→ **AIM OF THE TASK**:
Reproduce the records that follow line for line, without changing any character.

→ **MATERIAL SHOWN**:
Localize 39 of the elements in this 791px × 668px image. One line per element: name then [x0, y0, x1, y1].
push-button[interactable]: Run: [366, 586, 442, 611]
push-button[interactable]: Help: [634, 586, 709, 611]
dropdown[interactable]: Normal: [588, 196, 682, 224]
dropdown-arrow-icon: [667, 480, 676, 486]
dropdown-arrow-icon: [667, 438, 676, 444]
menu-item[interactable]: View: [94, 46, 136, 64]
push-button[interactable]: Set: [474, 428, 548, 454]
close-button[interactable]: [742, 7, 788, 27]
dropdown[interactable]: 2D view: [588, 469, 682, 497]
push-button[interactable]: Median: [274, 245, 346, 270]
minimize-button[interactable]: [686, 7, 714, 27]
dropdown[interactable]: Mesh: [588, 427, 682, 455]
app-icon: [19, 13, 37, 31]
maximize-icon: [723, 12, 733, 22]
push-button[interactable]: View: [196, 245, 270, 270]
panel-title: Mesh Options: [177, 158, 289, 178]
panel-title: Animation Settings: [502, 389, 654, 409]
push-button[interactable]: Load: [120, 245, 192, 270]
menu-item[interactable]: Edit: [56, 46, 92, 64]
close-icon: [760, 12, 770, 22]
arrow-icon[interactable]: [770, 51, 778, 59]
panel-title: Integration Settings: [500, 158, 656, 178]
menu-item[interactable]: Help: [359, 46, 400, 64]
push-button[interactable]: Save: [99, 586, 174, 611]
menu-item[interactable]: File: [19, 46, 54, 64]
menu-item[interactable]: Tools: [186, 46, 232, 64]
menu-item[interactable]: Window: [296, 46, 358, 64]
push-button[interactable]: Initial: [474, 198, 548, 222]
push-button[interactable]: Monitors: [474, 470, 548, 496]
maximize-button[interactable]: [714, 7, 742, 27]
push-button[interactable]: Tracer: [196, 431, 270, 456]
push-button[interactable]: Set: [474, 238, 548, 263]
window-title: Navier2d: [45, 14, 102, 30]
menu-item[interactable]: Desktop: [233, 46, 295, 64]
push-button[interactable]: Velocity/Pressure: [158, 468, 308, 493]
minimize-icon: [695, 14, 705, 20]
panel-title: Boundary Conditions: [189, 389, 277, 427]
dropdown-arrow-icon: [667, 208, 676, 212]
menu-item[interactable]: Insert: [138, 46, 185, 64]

→ **OUTPUT OF THE EXERCISE**:
Localize 39 of the elements in this 791px × 668px image. One line per element: name then [x0, y0, x1, y1].
push-button[interactable]: Run: [366, 586, 442, 611]
push-button[interactable]: Help: [634, 586, 709, 611]
dropdown[interactable]: Normal: [588, 196, 682, 224]
dropdown-arrow-icon: [667, 480, 676, 486]
dropdown-arrow-icon: [667, 438, 676, 444]
menu-item[interactable]: View: [94, 46, 136, 64]
push-button[interactable]: Set: [474, 428, 548, 454]
close-button[interactable]: [742, 7, 788, 27]
dropdown[interactable]: 2D view: [588, 469, 682, 497]
push-button[interactable]: Median: [274, 245, 346, 270]
minimize-button[interactable]: [686, 7, 714, 27]
dropdown[interactable]: Mesh: [588, 427, 682, 455]
app-icon: [19, 13, 37, 31]
maximize-icon: [723, 12, 733, 22]
push-button[interactable]: View: [196, 245, 270, 270]
panel-title: Mesh Options: [177, 158, 289, 178]
panel-title: Animation Settings: [502, 389, 654, 409]
push-button[interactable]: Load: [120, 245, 192, 270]
menu-item[interactable]: Edit: [56, 46, 92, 64]
close-icon: [760, 12, 770, 22]
arrow-icon[interactable]: [770, 51, 778, 59]
panel-title: Integration Settings: [500, 158, 656, 178]
menu-item[interactable]: Help: [359, 46, 400, 64]
push-button[interactable]: Save: [99, 586, 174, 611]
menu-item[interactable]: File: [19, 46, 54, 64]
menu-item[interactable]: Tools: [186, 46, 232, 64]
menu-item[interactable]: Window: [296, 46, 358, 64]
push-button[interactable]: Initial: [474, 198, 548, 222]
push-button[interactable]: Monitors: [474, 470, 548, 496]
maximize-button[interactable]: [714, 7, 742, 27]
push-button[interactable]: Tracer: [196, 431, 270, 456]
push-button[interactable]: Set: [474, 238, 548, 263]
window-title: Navier2d: [45, 14, 102, 30]
menu-item[interactable]: Desktop: [233, 46, 295, 64]
push-button[interactable]: Velocity/Pressure: [158, 468, 308, 493]
minimize-icon: [695, 14, 705, 20]
panel-title: Boundary Conditions: [189, 389, 277, 427]
dropdown-arrow-icon: [667, 208, 676, 212]
menu-item[interactable]: Insert: [138, 46, 185, 64]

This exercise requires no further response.